DIRECTIONS → Write out the data again in full, exactly as it reads.
::: RECORDS FOR THE TASK :::
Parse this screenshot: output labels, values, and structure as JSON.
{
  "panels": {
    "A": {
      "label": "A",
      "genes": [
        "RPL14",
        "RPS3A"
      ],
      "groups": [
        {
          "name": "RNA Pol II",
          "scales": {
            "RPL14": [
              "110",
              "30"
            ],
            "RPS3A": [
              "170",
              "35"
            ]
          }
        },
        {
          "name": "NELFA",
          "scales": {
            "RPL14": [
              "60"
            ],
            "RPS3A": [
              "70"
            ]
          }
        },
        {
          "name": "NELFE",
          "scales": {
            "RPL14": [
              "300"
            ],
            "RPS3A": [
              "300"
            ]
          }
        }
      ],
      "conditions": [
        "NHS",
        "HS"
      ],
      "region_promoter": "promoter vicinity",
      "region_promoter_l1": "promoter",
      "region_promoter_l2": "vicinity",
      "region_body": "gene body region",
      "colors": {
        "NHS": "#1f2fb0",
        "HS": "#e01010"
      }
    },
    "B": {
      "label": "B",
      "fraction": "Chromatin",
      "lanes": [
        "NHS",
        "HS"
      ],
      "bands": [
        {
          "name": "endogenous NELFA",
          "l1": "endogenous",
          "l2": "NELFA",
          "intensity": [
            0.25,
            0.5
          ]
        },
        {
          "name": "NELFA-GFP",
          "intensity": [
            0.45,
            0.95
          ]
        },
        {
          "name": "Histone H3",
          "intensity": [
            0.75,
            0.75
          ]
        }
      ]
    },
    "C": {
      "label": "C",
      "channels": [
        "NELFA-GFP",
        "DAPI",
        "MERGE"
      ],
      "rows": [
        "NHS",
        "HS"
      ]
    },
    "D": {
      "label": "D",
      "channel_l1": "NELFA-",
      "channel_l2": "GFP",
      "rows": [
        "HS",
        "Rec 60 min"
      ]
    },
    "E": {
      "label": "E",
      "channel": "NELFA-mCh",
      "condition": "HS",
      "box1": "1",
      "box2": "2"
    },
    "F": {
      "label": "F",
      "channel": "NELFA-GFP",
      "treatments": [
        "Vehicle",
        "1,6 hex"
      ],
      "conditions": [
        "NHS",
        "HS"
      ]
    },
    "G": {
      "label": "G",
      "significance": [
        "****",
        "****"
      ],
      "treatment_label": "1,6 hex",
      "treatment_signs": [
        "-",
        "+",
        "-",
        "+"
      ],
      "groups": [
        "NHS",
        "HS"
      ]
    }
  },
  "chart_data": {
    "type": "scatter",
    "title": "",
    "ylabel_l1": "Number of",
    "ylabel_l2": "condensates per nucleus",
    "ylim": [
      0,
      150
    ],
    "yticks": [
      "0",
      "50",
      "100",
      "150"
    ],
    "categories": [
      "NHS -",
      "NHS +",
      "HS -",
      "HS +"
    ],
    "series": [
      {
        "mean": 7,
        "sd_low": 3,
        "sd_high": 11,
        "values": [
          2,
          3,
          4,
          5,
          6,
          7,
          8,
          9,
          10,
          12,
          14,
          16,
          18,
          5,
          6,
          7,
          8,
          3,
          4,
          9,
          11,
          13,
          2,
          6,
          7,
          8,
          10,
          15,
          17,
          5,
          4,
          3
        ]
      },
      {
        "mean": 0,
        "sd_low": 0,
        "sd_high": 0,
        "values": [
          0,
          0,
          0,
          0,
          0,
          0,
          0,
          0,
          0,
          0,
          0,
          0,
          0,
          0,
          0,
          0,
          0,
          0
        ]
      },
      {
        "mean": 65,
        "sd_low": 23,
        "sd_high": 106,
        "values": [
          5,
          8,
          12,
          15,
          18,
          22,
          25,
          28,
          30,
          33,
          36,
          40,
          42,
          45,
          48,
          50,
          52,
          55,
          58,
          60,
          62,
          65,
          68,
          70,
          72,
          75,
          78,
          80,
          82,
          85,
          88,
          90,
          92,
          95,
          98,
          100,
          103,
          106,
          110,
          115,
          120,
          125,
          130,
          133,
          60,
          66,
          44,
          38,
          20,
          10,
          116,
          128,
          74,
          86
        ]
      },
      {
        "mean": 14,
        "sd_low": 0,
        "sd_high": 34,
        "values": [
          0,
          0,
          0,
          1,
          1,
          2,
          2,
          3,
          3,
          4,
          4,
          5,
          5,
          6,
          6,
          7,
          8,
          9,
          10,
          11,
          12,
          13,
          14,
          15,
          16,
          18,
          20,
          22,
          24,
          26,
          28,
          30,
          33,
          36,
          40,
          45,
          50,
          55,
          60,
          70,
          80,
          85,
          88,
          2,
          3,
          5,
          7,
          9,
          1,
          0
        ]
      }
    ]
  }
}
:::
EXERCISE RESPONSE →
Parse this screenshot: output labels, values, and structure as JSON.
{
  "panels": {
    "A": {
      "label": "A",
      "genes": [
        "RPL14",
        "RPS3A"
      ],
      "groups": [
        {
          "name": "RNA Pol II",
          "scales": {
            "RPL14": [
              "110",
              "30"
            ],
            "RPS3A": [
              "170",
              "35"
            ]
          }
        },
        {
          "name": "NELFA",
          "scales": {
            "RPL14": [
              "60"
            ],
            "RPS3A": [
              "70"
            ]
          }
        },
        {
          "name": "NELFE",
          "scales": {
            "RPL14": [
              "300"
            ],
            "RPS3A": [
              "300"
            ]
          }
        }
      ],
      "conditions": [
        "NHS",
        "HS"
      ],
      "region_promoter": "promoter vicinity",
      "region_promoter_l1": "promoter",
      "region_promoter_l2": "vicinity",
      "region_body": "gene body region",
      "colors": {
        "NHS": "#1f2fb0",
        "HS": "#e01010"
      }
    },
    "B": {
      "label": "B",
      "fraction": "Chromatin",
      "lanes": [
        "NHS",
        "HS"
      ],
      "bands": [
        {
          "name": "endogenous NELFA",
          "l1": "endogenous",
          "l2": "NELFA",
          "intensity": [
            0.25,
            0.5
          ]
        },
        {
          "name": "NELFA-GFP",
          "intensity": [
            0.45,
            0.95
          ]
        },
        {
          "name": "Histone H3",
          "intensity": [
            0.75,
            0.75
          ]
        }
      ]
    },
    "C": {
      "label": "C",
      "channels": [
        "NELFA-GFP",
        "DAPI",
        "MERGE"
      ],
      "rows": [
        "NHS",
        "HS"
      ]
    },
    "D": {
      "label": "D",
      "channel_l1": "NELFA-",
      "channel_l2": "GFP",
      "rows": [
        "HS",
        "Rec 60 min"
      ]
    },
    "E": {
      "label": "E",
      "channel": "NELFA-mCh",
      "condition": "HS",
      "box1": "1",
      "box2": "2"
    },
    "F": {
      "label": "F",
      "channel": "NELFA-GFP",
      "treatments": [
        "Vehicle",
        "1,6 hex"
      ],
      "conditions": [
        "NHS",
        "HS"
      ]
    },
    "G": {
      "label": "G",
      "significance": [
        "****",
        "****"
      ],
      "treatment_label": "1,6 hex",
      "treatment_signs": [
        "-",
        "+",
        "-",
        "+"
      ],
      "groups": [
        "NHS",
        "HS"
      ]
    }
  },
  "chart_data": {
    "type": "scatter",
    "title": "",
    "ylabel_l1": "Number of",
    "ylabel_l2": "condensates per nucleus",
    "ylim": [
      0,
      150
    ],
    "yticks": [
      "0",
      "50",
      "100",
      "150"
    ],
    "categories": [
      "NHS -",
      "NHS +",
      "HS -",
      "HS +"
    ],
    "series": [
      {
        "mean": 7,
        "sd_low": 3,
        "sd_high": 11,
        "values": [
          2,
          3,
          4,
          5,
          6,
          7,
          8,
          9,
          10,
          12,
          14,
          16,
          18,
          5,
          6,
          7,
          8,
          3,
          4,
          9,
          11,
          13,
          2,
          6,
          7,
          8,
          10,
          15,
          17,
          5,
          4,
          3
        ]
      },
      {
        "mean": 0,
        "sd_low": 0,
        "sd_high": 0,
        "values": [
          0,
          0,
          0,
          0,
          0,
          0,
          0,
          0,
          0,
          0,
          0,
          0,
          0,
          0,
          0,
          0,
          0,
          0
        ]
      },
      {
        "mean": 65,
        "sd_low": 23,
        "sd_high": 106,
        "values": [
          5,
          8,
          12,
          15,
          18,
          22,
          25,
          28,
          30,
          33,
          36,
          40,
          42,
          45,
          48,
          50,
          52,
          55,
          58,
          60,
          62,
          65,
          68,
          70,
          72,
          75,
          78,
          80,
          82,
          85,
          88,
          90,
          92,
          95,
          98,
          100,
          103,
          106,
          110,
          115,
          120,
          125,
          130,
          133,
          60,
          66,
          44,
          38,
          20,
          10,
          116,
          128,
          74,
          86
        ]
      },
      {
        "mean": 14,
        "sd_low": 0,
        "sd_high": 34,
        "values": [
          0,
          0,
          0,
          1,
          1,
          2,
          2,
          3,
          3,
          4,
          4,
          5,
          5,
          6,
          6,
          7,
          8,
          9,
          10,
          11,
          12,
          13,
          14,
          15,
          16,
          18,
          20,
          22,
          24,
          26,
          28,
          30,
          33,
          36,
          40,
          45,
          50,
          55,
          60,
          70,
          80,
          85,
          88,
          2,
          3,
          5,
          7,
          9,
          1,
          0
        ]
      }
    ]
  }
}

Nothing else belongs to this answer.